Direction: Return every line below in which "vacuum" appears.
Data for processing start
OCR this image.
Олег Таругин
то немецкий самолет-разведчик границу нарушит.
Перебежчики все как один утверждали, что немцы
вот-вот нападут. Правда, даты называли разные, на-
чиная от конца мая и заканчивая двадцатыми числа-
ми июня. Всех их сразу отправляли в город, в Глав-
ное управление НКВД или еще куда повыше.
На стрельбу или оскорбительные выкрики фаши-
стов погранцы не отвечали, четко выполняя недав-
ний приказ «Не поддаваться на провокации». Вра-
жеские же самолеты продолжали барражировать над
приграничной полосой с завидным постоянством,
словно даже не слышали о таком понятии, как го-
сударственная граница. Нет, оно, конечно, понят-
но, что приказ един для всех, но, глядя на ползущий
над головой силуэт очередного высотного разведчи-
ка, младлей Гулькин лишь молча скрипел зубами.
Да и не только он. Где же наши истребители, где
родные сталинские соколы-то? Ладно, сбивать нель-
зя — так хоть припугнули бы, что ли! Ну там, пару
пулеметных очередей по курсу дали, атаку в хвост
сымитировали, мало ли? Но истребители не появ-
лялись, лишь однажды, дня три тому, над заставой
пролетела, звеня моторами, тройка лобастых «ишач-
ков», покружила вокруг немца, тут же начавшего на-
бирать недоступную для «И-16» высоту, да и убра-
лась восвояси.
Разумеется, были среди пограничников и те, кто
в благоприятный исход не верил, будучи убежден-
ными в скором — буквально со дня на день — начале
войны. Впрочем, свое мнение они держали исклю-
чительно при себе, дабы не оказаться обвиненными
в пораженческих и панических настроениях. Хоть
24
Data for processing end
Data for processing start
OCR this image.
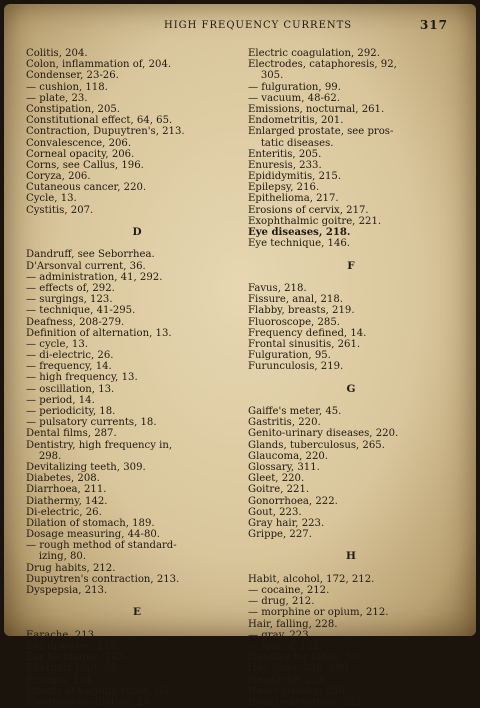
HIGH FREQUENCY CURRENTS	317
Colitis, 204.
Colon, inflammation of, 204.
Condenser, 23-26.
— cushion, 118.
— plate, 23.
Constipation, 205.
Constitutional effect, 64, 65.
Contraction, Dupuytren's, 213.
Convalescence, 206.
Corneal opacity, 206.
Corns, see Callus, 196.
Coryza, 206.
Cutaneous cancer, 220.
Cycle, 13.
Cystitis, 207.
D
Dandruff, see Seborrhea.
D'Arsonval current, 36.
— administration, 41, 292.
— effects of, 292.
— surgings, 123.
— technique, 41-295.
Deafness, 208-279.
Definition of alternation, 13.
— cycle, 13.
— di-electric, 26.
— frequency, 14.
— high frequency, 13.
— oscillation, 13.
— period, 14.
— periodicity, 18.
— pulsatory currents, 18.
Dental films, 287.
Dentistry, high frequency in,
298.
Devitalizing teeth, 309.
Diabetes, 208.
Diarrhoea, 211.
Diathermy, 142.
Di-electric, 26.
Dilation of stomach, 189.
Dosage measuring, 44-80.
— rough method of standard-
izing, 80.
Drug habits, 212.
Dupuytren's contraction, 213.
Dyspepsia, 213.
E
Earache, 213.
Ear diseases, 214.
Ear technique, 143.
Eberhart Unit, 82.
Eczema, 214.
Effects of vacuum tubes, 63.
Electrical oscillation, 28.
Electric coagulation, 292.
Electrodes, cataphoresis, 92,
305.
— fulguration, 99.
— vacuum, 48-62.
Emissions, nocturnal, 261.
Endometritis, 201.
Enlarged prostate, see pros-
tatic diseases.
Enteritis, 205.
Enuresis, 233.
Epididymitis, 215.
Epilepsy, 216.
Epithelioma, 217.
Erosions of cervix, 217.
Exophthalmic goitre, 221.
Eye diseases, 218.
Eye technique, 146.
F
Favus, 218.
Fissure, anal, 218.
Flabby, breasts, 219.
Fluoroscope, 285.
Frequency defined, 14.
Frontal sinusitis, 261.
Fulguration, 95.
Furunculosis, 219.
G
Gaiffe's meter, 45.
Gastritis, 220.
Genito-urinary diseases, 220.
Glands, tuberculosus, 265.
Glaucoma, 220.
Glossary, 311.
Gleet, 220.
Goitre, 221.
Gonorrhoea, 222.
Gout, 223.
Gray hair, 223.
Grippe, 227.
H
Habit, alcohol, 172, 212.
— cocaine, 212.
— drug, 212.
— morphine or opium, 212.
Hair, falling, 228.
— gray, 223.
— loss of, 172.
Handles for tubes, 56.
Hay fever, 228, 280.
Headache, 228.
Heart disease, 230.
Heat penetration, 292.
Data for processing end
Completed exercise:
Effects of vacuum tubes, 63.
— vacuum, 48-62.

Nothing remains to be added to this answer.